WHAT THE TASK REQUIRES -> In the data below, find every line with the string "options" and pull it out.

═══

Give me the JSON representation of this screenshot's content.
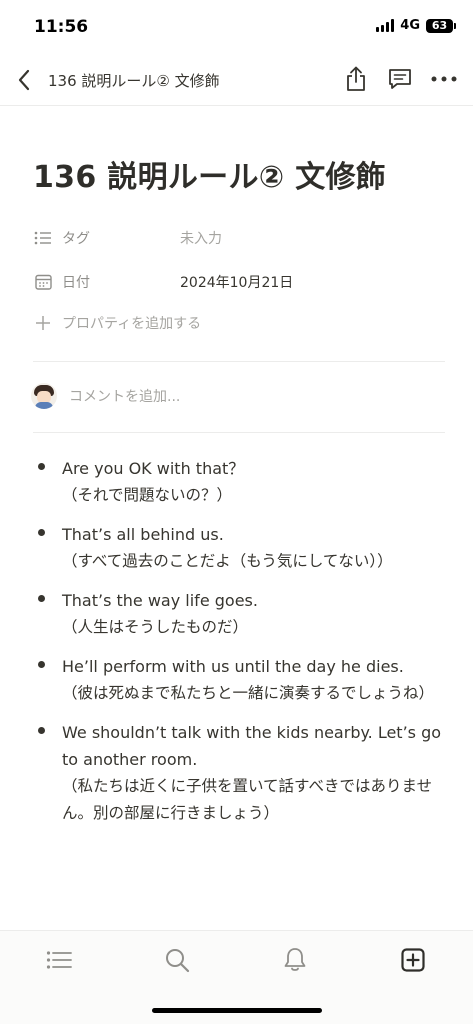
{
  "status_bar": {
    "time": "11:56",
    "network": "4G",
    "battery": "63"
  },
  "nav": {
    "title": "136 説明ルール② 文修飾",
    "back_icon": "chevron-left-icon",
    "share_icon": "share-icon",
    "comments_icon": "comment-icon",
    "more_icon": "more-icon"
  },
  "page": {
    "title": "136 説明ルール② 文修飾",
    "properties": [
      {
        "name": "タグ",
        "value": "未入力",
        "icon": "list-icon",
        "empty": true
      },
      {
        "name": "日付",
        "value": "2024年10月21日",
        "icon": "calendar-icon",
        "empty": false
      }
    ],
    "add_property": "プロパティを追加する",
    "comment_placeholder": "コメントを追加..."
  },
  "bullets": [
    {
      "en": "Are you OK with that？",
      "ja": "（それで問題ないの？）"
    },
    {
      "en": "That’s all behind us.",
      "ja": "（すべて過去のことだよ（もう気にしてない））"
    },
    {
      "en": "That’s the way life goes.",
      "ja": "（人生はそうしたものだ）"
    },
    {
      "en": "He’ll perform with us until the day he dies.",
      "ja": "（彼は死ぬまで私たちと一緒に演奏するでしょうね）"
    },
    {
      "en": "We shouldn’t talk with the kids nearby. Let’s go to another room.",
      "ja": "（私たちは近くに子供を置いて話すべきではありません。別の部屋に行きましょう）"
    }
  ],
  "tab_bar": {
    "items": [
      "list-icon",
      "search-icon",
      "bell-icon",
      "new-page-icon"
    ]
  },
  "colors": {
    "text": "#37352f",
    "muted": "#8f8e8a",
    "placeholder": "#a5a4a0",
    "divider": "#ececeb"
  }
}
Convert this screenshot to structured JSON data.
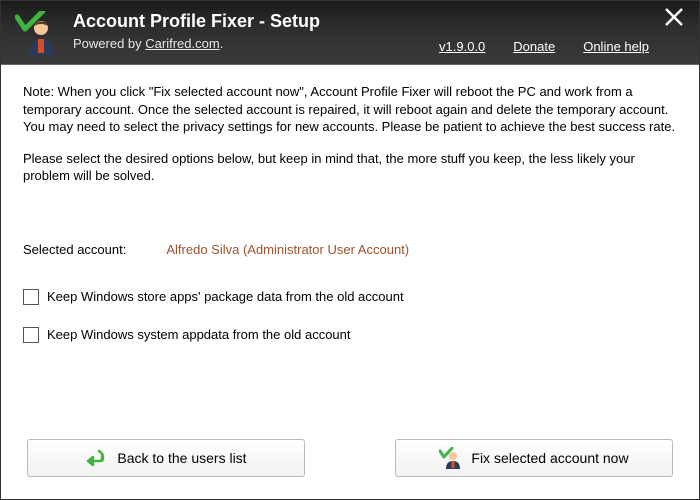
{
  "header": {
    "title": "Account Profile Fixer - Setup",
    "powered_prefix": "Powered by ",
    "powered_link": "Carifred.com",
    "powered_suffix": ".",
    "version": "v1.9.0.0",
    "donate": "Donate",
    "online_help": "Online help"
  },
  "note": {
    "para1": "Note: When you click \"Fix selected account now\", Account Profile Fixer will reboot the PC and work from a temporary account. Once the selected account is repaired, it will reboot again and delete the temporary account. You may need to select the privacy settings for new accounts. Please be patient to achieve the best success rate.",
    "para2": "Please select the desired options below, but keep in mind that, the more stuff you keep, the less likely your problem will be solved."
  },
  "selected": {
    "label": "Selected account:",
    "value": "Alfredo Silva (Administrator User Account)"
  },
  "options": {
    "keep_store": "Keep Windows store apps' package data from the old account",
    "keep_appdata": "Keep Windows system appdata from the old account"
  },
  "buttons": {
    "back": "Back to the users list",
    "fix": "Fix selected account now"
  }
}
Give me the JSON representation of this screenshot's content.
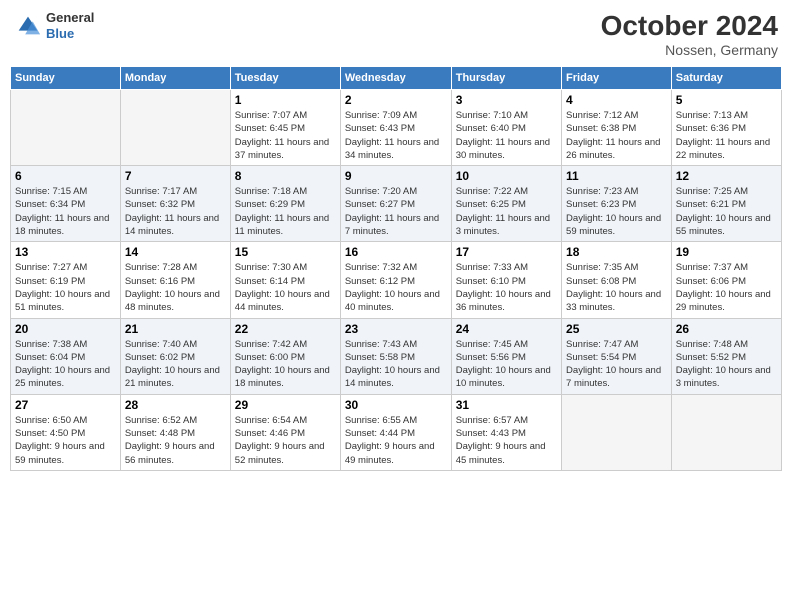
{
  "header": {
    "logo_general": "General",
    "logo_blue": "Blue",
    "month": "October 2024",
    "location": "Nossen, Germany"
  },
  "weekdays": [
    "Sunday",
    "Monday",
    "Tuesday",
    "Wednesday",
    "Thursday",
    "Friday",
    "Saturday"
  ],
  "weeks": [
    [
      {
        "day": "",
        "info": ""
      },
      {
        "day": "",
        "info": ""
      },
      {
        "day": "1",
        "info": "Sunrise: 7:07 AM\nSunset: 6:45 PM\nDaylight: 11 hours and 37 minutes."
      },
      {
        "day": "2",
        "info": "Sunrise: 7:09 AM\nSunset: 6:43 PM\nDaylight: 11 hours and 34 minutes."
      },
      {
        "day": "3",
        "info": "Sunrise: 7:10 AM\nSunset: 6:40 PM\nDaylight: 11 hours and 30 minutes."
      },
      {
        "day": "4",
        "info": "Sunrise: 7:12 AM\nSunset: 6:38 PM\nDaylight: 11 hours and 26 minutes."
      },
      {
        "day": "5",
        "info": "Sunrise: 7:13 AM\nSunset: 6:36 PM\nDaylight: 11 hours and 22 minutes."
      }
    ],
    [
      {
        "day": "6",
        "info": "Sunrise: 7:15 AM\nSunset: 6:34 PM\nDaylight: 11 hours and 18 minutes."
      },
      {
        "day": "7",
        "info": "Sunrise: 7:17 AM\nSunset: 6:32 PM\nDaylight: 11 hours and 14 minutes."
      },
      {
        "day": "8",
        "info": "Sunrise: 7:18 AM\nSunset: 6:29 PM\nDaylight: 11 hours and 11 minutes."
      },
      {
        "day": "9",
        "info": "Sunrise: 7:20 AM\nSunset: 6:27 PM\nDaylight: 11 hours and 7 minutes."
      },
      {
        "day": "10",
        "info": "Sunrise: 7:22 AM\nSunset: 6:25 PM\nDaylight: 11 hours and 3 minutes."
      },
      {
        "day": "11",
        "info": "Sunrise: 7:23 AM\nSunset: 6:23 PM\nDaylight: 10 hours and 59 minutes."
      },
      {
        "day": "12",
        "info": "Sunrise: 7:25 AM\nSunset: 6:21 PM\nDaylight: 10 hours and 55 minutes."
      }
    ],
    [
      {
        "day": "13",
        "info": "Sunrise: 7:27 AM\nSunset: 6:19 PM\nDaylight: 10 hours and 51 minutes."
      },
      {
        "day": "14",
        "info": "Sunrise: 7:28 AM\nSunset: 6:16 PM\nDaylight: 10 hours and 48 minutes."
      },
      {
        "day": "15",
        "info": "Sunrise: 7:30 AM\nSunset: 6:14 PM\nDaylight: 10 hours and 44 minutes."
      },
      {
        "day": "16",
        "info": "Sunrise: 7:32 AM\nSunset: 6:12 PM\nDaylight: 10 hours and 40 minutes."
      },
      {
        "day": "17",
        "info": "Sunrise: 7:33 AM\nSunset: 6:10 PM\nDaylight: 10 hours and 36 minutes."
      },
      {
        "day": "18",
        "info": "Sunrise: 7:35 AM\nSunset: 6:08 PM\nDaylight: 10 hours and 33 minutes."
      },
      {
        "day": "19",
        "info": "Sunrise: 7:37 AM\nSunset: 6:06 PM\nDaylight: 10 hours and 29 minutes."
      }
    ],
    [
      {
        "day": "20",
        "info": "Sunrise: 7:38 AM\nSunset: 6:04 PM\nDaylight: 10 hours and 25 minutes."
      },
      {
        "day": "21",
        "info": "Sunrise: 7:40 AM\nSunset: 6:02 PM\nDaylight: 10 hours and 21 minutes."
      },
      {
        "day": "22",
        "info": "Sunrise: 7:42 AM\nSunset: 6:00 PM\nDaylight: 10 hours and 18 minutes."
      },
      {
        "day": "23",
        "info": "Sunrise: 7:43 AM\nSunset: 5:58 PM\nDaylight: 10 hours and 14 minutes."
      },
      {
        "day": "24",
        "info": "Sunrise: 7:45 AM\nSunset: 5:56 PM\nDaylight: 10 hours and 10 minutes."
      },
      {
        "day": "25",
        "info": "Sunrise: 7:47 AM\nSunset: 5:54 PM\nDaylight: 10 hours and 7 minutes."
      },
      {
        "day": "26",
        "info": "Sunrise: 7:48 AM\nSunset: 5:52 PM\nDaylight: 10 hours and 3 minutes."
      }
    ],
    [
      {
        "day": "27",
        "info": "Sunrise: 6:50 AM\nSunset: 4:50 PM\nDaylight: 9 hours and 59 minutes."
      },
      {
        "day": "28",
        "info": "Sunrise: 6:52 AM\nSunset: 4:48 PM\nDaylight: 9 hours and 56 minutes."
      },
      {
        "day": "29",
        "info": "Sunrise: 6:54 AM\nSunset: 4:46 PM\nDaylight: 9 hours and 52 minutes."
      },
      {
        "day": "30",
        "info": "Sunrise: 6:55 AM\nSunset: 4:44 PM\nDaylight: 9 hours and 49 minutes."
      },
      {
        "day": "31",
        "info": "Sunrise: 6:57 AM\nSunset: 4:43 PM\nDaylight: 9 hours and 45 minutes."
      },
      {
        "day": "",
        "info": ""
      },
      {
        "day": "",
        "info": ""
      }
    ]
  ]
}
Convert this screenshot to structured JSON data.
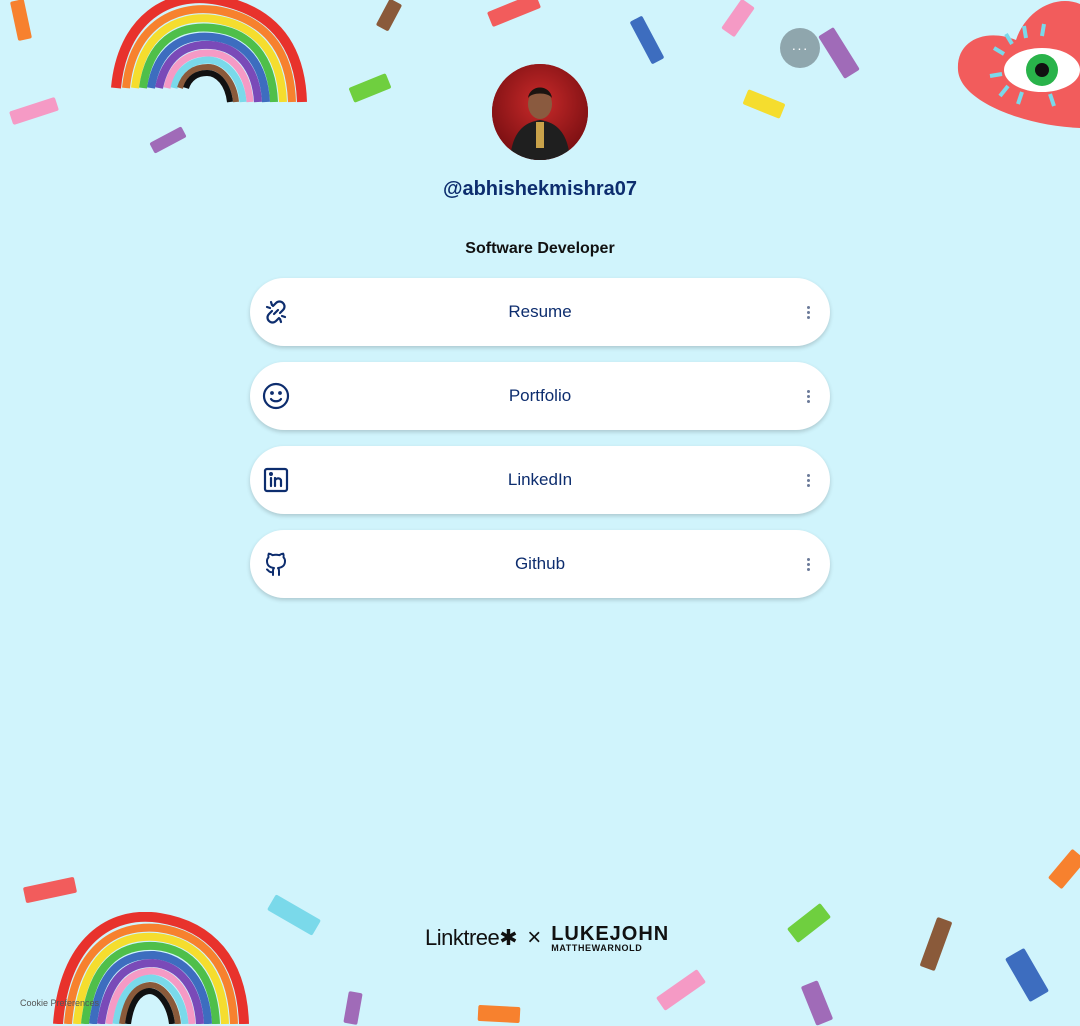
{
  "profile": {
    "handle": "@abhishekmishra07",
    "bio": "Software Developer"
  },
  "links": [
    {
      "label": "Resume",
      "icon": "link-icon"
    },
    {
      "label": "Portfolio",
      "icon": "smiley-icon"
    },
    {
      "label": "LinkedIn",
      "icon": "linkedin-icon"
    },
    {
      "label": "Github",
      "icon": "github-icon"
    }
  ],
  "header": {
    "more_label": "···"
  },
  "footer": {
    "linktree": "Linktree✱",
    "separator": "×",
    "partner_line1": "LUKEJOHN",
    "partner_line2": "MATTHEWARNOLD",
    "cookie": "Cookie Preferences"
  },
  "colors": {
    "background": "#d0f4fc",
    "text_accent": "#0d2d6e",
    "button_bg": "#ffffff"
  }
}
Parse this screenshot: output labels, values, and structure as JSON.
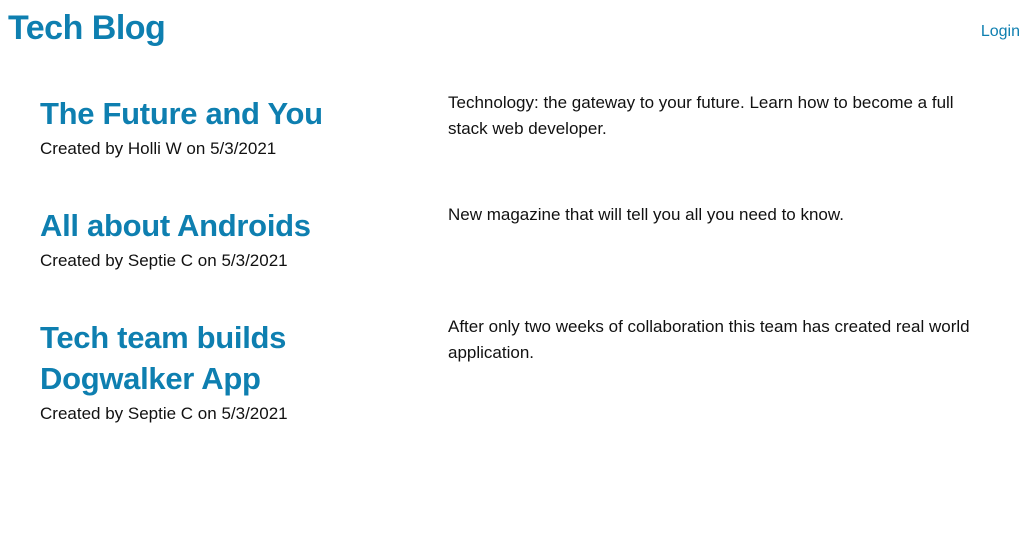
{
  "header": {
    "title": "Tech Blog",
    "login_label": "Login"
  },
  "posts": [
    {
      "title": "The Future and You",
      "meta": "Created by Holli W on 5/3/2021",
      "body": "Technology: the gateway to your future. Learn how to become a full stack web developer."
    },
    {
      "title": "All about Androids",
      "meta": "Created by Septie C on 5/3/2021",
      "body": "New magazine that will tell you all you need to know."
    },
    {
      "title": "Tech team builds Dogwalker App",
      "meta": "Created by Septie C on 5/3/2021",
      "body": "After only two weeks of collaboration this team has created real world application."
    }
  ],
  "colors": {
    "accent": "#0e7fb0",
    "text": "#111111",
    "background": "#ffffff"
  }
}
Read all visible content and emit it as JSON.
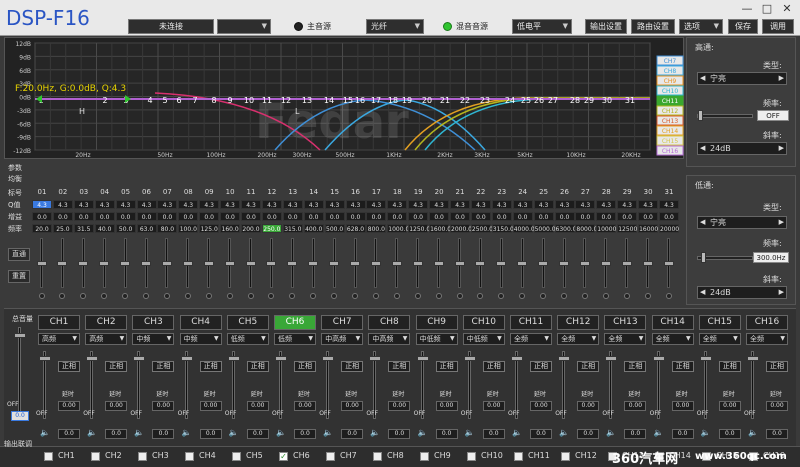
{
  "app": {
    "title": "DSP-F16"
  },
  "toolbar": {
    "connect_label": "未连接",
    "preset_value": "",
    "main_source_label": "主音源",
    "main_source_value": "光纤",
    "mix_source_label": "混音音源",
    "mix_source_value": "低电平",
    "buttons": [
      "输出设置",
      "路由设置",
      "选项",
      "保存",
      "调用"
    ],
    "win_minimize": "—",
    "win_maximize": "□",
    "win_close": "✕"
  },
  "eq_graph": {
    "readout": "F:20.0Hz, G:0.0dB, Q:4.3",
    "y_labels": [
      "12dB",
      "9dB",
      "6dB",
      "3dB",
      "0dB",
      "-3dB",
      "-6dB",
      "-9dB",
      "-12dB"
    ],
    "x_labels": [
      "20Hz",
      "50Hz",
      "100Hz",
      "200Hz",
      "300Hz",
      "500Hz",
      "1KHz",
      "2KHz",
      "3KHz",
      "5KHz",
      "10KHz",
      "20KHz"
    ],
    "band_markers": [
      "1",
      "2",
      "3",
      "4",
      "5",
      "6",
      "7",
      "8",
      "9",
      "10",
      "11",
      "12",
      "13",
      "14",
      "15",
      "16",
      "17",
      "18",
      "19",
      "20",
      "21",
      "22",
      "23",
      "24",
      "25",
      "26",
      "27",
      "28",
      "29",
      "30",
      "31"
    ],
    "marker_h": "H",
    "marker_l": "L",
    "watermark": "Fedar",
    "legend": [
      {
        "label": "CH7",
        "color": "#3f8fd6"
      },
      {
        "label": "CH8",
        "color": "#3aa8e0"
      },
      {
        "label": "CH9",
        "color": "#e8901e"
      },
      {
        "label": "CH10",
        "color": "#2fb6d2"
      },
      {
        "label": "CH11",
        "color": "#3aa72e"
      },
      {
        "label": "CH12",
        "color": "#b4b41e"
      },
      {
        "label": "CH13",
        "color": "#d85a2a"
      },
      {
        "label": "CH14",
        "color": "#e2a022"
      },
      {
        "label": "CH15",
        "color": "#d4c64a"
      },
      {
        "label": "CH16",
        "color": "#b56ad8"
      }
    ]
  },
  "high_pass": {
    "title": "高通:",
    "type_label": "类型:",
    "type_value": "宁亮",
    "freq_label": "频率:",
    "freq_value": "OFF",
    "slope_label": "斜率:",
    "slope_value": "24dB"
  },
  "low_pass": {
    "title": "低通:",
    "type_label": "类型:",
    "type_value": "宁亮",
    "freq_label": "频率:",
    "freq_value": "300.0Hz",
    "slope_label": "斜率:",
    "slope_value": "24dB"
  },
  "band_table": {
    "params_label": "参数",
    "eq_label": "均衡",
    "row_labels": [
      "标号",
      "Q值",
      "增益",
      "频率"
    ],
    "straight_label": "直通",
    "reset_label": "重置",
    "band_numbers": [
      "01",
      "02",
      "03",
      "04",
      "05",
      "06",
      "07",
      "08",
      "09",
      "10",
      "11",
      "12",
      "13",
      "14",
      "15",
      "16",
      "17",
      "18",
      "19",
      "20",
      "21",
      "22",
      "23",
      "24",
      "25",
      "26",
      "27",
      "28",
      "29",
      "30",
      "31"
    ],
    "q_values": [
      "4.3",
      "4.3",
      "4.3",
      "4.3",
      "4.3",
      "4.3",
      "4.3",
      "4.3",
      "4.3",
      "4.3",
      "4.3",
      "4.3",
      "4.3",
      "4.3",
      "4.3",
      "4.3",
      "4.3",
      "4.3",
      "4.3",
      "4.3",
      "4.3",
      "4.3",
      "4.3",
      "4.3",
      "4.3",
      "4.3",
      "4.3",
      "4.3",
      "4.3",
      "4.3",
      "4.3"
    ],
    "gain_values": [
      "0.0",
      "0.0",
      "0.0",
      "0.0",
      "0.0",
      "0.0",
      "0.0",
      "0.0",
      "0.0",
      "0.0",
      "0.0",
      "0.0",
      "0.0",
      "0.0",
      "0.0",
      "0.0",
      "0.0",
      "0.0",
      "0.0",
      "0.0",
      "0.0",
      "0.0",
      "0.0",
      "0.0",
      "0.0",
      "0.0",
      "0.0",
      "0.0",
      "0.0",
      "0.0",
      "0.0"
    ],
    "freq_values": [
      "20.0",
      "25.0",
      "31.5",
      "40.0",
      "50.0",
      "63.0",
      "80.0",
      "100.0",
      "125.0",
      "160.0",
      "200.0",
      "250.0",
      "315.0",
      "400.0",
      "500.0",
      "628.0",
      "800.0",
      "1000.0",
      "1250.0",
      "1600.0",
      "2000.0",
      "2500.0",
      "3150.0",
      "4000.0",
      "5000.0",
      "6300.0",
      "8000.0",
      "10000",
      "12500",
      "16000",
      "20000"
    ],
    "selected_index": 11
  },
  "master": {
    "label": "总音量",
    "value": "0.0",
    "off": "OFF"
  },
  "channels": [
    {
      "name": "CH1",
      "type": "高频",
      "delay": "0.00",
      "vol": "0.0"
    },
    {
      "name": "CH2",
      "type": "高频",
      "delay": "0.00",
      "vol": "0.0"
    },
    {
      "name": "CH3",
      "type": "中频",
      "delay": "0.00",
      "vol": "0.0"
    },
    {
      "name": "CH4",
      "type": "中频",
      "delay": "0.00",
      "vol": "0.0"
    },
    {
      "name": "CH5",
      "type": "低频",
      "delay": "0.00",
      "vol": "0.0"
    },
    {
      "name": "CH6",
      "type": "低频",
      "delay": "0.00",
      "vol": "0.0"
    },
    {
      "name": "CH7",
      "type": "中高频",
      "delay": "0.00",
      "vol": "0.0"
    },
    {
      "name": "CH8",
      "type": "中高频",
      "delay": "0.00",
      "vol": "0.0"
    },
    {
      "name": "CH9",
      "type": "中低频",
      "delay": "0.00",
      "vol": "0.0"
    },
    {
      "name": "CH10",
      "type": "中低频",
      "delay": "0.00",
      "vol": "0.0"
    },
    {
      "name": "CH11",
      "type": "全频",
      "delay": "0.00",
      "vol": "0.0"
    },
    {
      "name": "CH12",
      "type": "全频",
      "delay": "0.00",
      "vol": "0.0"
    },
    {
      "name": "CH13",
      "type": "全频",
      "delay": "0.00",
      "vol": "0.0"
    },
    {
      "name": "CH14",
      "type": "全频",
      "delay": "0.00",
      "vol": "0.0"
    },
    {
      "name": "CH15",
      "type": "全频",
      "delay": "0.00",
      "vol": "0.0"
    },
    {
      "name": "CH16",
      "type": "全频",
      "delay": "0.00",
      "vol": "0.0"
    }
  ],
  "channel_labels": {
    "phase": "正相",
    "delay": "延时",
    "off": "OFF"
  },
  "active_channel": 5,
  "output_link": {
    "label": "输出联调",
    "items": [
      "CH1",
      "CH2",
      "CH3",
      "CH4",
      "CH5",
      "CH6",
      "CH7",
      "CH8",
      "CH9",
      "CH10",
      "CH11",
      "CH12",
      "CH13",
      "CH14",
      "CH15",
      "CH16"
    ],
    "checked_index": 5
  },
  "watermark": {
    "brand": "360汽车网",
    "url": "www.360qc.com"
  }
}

═══

REPLY TO THE EXERCISE ->
    "para2": "Please select the desired options below, but keep in mind that, the more stuff you keep, the less likely your problem will be solved."
  "options": {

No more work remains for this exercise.